■ ZIEL DER AUFGABE
Setze den Textauszug über Regenwürmer in landwirtschaftlichen Böden nach seinem letzten Satz fort.

Box 3: Schlüsselmassnahmen zur Förderung von Regenwürmern
Die folgenden Massnahmen fördern Regenwürmer in landwirtschaftlichen Böden:
- Ausreichendes Nahrungsangebot (Pflanzenmaterial) auf Ackerflächen mit dauerhafter Grünbedeckung (auch im Winter)
- Verzicht auf den Einsatz von Pestiziden, die für Regenwürmer und andere nützliche Bodenorganismen schädlich sind
- Anwenden von schonenden Bodenbearbeitungsverfahren wie reduzierte Bodenbearbeitung und Direktsaat zur Förderung der Bodenfruchtbarkeit und der Bodengare
- Vermeiden von Bodenverdichtungen und Fördern von gut strukturierten und belüfteten Böden durch den Einsatz geeigneter, eher leichter Maschinen
- Standort und bedarfsgerechte Düngung
- Kontinuierliche Zufuhr organischer Substanz während der gesamten Fruchtfolge
Negative Auswirkungen nichtbiologischer landwirtschaftlicher Praktiken auf Regenwurmpopulationen
Einsatz von schädlichen Pestiziden
Verschiedene Pestizide (einschliesslich Saatgutbeizung) können die individuelle Sterblichkeit der Regenwürmer erhöhen, deren Fruchtbarkeit und Wachstum verringern sowie enzymatische Prozesse stören. Darüber hinaus können sie das individuelle Verhalten von Regenwürmern verändern, indem sie z. B. ihre Fressrate reduzieren und letztlich die Gesamtbiomasse und dichte der Population verringern. Flachgraber wie A. caliginosa auf Ackerland, die ihre Gänge kontinuierlich ausdehnen, während sie im Oberboden fressen, sind am anfälligsten für toxische Pestizide, die in den Boden eingebracht werden. Im Gegensatz dazu sind anektische Arten wie Lumbricus terrestris, die in tieferen Bodenschichten leben, weniger anfällig für Pestizide.
Insektizide und Fungizide sind die giftigsten Pestizide, die das Überleben bzw. die Fortpflanzung der Regenwürmer beeinträchtigen. Einige Fungizide wie die BordeauxMischung oder andere Kupferspritzmittel (die auch im biologischen Landbau zugelassen sind) verringern die Regenwurmzahl im Boden, wenn sie in grossen Mengen ausgebracht werden und Kupfer letztlich in der Bodenlösung vorkommt. Humusreiche Böden binden Kupfer in der organischen Substanz und hemmen somit den Fluss in die Bodenlösung.

■ BEREITGESTELLTE DATENSÄTZE

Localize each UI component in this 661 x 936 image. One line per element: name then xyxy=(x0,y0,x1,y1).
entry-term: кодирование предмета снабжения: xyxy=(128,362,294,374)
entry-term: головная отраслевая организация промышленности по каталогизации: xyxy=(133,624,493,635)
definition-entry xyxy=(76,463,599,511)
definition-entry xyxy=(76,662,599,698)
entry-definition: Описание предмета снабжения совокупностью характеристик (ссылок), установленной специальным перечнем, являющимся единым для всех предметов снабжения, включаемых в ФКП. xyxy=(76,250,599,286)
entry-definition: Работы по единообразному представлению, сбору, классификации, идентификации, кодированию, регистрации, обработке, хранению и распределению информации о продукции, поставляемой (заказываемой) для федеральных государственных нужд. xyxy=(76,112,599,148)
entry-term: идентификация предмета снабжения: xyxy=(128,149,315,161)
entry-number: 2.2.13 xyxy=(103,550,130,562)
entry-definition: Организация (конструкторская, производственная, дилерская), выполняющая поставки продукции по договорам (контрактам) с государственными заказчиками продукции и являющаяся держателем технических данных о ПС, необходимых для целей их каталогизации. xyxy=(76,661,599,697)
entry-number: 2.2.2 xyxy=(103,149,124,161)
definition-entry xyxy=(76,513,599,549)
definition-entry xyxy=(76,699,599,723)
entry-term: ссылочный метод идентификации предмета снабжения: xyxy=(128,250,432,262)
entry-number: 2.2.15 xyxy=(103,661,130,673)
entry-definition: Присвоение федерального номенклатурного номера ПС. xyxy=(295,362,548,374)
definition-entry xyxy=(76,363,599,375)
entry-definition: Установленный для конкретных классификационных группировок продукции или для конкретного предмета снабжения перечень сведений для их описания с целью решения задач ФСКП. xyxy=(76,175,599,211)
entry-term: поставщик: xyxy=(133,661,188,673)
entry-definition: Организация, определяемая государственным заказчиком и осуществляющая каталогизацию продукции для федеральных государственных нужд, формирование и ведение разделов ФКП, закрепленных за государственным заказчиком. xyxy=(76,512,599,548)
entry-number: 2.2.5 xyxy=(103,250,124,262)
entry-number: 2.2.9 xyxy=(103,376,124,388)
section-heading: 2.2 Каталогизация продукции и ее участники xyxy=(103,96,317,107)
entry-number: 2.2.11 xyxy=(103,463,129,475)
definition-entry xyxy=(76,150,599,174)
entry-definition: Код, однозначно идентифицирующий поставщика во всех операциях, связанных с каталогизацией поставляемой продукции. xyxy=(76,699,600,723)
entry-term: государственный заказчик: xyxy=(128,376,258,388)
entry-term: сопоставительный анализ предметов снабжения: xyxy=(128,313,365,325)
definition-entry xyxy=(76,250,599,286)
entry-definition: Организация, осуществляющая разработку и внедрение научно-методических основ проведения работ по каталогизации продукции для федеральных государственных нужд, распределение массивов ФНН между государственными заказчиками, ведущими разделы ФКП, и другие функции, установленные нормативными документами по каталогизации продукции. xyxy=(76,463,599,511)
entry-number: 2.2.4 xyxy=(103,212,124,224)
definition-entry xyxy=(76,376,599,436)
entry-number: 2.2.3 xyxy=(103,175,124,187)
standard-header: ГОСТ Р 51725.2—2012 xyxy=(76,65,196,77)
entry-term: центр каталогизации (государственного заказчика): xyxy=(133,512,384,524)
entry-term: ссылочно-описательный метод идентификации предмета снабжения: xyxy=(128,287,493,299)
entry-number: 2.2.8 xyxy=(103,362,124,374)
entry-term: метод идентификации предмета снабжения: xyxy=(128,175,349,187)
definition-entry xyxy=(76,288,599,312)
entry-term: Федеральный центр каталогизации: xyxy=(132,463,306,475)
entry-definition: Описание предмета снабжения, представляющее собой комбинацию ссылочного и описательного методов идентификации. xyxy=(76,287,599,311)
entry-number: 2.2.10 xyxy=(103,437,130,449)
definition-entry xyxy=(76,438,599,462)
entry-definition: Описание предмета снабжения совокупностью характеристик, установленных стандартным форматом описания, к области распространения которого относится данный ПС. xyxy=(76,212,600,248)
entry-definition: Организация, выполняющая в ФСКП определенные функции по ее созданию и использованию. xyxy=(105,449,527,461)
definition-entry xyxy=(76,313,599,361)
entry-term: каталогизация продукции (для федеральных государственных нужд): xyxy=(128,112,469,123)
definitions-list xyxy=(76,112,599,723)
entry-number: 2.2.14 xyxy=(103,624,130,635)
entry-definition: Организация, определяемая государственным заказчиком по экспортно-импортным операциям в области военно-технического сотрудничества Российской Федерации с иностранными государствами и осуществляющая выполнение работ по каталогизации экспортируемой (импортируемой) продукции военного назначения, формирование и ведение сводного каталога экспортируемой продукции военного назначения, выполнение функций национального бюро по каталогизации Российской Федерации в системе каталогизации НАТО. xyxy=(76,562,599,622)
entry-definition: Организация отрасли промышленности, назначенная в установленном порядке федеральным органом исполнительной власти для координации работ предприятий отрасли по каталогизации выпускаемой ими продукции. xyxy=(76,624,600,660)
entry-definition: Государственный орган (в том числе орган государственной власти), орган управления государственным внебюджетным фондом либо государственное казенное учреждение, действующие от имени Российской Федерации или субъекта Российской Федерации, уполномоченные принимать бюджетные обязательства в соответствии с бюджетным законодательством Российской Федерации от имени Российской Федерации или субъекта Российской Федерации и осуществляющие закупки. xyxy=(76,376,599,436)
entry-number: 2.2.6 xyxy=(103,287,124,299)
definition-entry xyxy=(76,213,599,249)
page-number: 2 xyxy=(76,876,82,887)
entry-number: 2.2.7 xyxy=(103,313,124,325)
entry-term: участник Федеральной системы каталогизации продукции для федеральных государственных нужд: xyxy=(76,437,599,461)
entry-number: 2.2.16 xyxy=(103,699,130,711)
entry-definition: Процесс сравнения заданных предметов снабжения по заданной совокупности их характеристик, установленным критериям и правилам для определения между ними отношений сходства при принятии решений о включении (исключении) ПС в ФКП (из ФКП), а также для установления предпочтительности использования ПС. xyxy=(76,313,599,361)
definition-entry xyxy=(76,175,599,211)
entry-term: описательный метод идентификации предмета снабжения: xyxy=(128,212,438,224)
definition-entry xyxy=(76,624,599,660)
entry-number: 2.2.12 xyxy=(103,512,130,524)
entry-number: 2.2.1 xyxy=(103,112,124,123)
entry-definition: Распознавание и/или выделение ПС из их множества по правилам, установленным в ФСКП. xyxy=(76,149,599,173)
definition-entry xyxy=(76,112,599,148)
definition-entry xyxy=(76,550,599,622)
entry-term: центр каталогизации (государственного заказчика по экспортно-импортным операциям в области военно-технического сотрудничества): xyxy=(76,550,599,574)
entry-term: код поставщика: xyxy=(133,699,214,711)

■ SCHRIFTLICHE ANTWORT
Im Allgemeinen schaden die meisten Herbizide den Regenwürmern nicht direkt, wenn sie in der empfohlenen Dosierung angewendet werden (ausser synthetische StaudenAbbrennmittel). Sie können die Regenwurmpopulationen jedoch indirekt reduzieren, indem sie Begleitkräuter eliminieren und so die Verfügbarkeit von organischem Material auf der Bodenoberfläche verringern. Insbesondere in Kulturen und Fruchtfolgen mit keiner oder einer nur geringen Bodenbedeckung sind Begleitkräuter eine wichtige Nahrungsquelle für Regenwürmer und viele andere Nützlinge.
Einsatz von Mineraldüngern
Die meisten synthetischen Mineraldünger schaden Regenwürmern nicht direkt. Düngemittel auf der Basis von Ammoniumsulfat können jedoch für Regenwürmer schädlich sein, möglicherweise aufgrund einer versauernden Wirkung. Darüber hinaus kann die Verwendung grosser Mengen mineralischer Stickstoffdünger (im biologischen Landbau nicht zugelassen) die Anzahl Regenwürmer verringern. Zudem ersetzen mineralische NDünger in der Regel den für Regenwürmer sehr nützlichen Anbau von Leguminosen und Gründüngungen. Im Allgemeinen haben organische Düngemittel (einschliesslich belüfteter Gülle) eine weitaus positivere Wirkung auf Regenwürmer als mineralische Düngemittel. Kalk scheint für Regenwurmpopulationen von Vorteil zu sein.
Eine rein mineralische Düngung führt zu einer deutlich geringeren Anzahl und Biomasse von Regenwürmern im Vergleich zu organischer Düngung und in geringerem Masse auch zu einer kombinierten mineralischen und organischen (konventionellen) Düngung. Ergebnisse aus dem DOK-Langzeitversuch in der Schweiz (Durchschnitt aus 3 Jahren).